[Source records]
---
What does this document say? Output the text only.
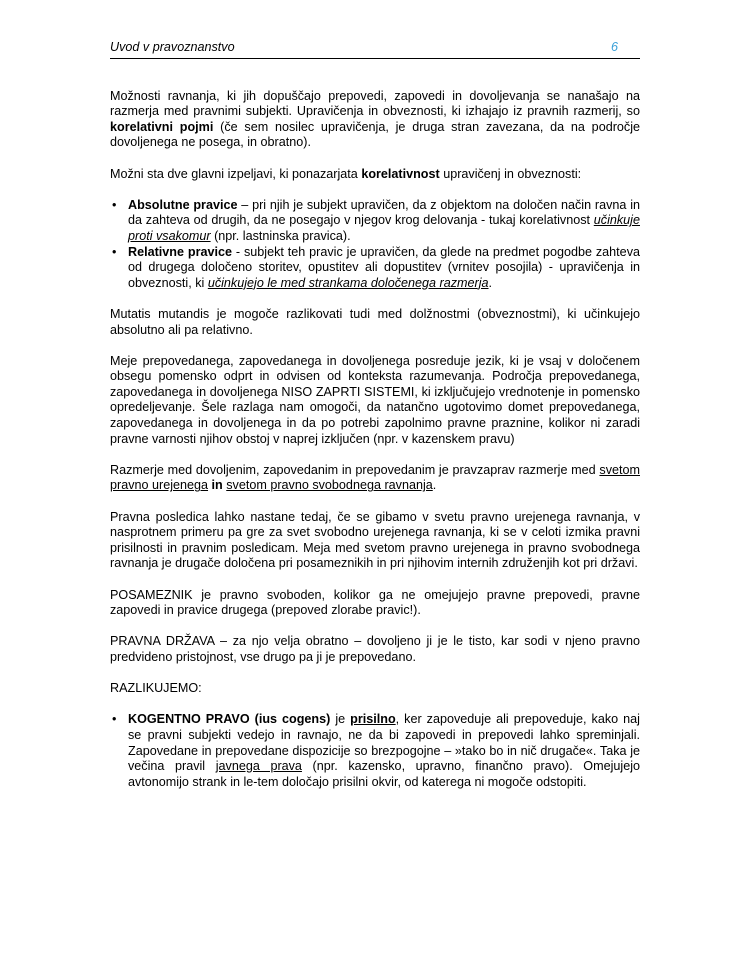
Uvod v pravoznanstvo	6

Možnosti ravnanja, ki jih dopuščajo prepovedi, zapovedi in dovoljevanja se nanašajo na razmerja med pravnimi subjekti. Upravičenja in obveznosti, ki izhajajo iz pravnih razmerij, so korelativni pojmi (če sem nosilec upravičenja, je druga stran zavezana, da na področje dovoljenega ne posega, in obratno).

Možni sta dve glavni izpeljavi, ki ponazarjata korelativnost upravičenj in obveznosti:

• Absolutne pravice – pri njih je subjekt upravičen, da z objektom na določen način ravna in da zahteva od drugih, da ne posegajo v njegov krog delovanja - tukaj korelativnost učinkuje proti vsakomur (npr. lastninska pravica).
• Relativne pravice - subjekt teh pravic je upravičen, da glede na predmet pogodbe zahteva od drugega določeno storitev, opustitev ali dopustitev (vrnitev posojila) - upravičenja in obveznosti, ki učinkujejo le med strankama določenega razmerja.

Mutatis mutandis je mogoče razlikovati tudi med dolžnostmi (obveznostmi), ki učinkujejo absolutno ali pa relativno.

Meje prepovedanega, zapovedanega in dovoljenega posreduje jezik, ki je vsaj v določenem obsegu pomensko odprt in odvisen od konteksta razumevanja. Področja prepovedanega, zapovedanega in dovoljenega NISO ZAPRTI SISTEMI, ki izključujejo vrednotenje in pomensko opredeljevanje. Šele razlaga nam omogoči, da natančno ugotovimo domet prepovedanega, zapovedanega in dovoljenega in da po potrebi zapolnimo pravne praznine, kolikor ni zaradi pravne varnosti njihov obstoj v naprej izključen (npr. v kazenskem pravu)

Razmerje med dovoljenim, zapovedanim in prepovedanim je pravzaprav razmerje med svetom pravno urejenega in svetom pravno svobodnega ravnanja.

Pravna posledica lahko nastane tedaj, če se gibamo v svetu pravno urejenega ravnanja, v nasprotnem primeru pa gre za svet svobodno urejenega ravnanja, ki se v celoti izmika pravni prisilnosti in pravnim posledicam. Meja med svetom pravno urejenega in pravno svobodnega ravnanja je drugače določena pri posameznikih in pri njihovim internih združenjih kot pri državi.

POSAMEZNIK je pravno svoboden, kolikor ga ne omejujejo pravne prepovedi, pravne zapovedi in pravice drugega (prepoved zlorabe pravic!).

PRAVNA DRŽAVA – za njo velja obratno – dovoljeno ji je le tisto, kar sodi v njeno pravno predvideno pristojnost, vse drugo pa ji je prepovedano.

RAZLIKUJEMO:

• KOGENTNO PRAVO (ius cogens) je prisilno, ker zapoveduje ali prepoveduje, kako naj se pravni subjekti vedejo in ravnajo, ne da bi zapovedi in prepovedi lahko spreminjali. Zapovedane in prepovedane dispozicije so brezpogojne – »tako bo in nič drugače«. Taka je večina pravil javnega prava (npr. kazensko, upravno, finančno pravo). Omejujejo avtonomijo strank in le-tem določajo prisilni okvir, od katerega ni mogoče odstopiti.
---
• Given task: State how many lines of the listing include the word "mogoče". Reply with the number alone.

• Full solution: 2